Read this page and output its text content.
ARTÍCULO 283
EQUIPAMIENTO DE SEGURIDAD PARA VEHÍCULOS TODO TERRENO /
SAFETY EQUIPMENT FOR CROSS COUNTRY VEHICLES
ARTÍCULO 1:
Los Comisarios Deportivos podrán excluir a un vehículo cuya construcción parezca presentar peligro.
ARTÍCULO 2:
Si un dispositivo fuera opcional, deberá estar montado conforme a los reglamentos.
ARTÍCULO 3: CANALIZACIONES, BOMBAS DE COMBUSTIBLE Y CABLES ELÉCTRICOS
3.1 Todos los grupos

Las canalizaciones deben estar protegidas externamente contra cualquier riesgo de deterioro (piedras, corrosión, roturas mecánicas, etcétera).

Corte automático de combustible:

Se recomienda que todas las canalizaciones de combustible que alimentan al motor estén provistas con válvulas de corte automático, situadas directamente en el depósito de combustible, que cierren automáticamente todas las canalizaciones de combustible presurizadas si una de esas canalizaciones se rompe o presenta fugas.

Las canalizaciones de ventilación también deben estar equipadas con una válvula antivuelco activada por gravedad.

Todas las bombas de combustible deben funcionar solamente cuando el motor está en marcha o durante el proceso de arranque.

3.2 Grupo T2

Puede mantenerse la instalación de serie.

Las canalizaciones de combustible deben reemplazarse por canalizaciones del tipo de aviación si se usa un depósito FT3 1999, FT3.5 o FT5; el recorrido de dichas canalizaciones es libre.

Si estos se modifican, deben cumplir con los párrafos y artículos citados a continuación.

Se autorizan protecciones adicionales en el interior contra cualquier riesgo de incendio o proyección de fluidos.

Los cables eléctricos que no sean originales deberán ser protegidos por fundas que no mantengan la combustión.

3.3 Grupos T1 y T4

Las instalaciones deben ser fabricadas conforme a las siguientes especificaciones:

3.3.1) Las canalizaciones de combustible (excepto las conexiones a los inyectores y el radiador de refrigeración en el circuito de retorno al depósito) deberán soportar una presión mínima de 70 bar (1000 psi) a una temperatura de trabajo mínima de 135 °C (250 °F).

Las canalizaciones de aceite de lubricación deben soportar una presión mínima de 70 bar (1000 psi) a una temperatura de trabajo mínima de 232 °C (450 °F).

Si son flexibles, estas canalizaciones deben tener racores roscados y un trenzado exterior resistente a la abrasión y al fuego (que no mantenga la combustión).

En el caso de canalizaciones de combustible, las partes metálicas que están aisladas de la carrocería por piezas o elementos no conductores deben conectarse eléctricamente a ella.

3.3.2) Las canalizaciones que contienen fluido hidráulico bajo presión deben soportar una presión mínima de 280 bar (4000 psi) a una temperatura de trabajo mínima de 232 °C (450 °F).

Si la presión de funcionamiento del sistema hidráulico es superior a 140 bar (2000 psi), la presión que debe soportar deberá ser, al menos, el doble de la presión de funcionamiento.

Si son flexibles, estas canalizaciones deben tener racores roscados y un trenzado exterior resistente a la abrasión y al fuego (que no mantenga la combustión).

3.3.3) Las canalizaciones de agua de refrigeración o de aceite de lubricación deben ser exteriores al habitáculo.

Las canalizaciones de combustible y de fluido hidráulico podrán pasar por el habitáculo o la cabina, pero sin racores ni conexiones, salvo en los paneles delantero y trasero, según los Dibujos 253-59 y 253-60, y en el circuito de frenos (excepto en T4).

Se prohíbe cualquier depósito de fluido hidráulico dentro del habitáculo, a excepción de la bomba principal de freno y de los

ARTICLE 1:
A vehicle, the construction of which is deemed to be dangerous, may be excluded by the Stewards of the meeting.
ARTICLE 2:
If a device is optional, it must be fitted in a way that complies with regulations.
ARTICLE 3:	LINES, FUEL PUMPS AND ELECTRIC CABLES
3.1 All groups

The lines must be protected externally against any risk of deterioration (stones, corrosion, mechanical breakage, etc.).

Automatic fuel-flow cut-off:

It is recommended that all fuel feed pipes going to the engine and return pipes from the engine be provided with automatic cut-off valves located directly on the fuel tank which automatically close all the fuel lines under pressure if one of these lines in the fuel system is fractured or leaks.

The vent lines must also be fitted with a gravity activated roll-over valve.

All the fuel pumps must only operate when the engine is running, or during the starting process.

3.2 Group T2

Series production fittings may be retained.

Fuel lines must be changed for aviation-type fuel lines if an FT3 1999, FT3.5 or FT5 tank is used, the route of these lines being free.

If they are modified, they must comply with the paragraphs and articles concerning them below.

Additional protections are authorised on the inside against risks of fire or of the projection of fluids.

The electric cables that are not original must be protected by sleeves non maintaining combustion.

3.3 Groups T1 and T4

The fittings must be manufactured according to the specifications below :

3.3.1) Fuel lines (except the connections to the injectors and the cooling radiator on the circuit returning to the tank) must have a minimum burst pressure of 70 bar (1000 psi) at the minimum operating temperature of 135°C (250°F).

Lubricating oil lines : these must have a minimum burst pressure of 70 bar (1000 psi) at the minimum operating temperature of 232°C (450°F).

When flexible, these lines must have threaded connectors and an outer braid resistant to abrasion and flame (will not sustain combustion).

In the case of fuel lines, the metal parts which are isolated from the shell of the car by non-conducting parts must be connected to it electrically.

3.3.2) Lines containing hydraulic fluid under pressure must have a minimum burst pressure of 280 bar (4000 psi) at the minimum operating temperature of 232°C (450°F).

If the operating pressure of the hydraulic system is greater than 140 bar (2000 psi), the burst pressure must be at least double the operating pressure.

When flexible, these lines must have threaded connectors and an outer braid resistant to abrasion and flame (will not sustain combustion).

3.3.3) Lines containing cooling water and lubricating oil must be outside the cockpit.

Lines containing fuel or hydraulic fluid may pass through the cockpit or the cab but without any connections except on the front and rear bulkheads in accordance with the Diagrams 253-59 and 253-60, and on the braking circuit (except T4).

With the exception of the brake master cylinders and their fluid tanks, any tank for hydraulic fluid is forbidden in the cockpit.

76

**Problem details**
Look through the entries above and list every line containing "contra".

**Answer in full**
Las canalizaciones deben estar protegidas externamente contra cualquier riesgo de deterioro (piedras, corrosión, roturas mecánicas, etcétera).
Se autorizan protecciones adicionales en el interior contra cualquier riesgo de incendio o proyección de fluidos.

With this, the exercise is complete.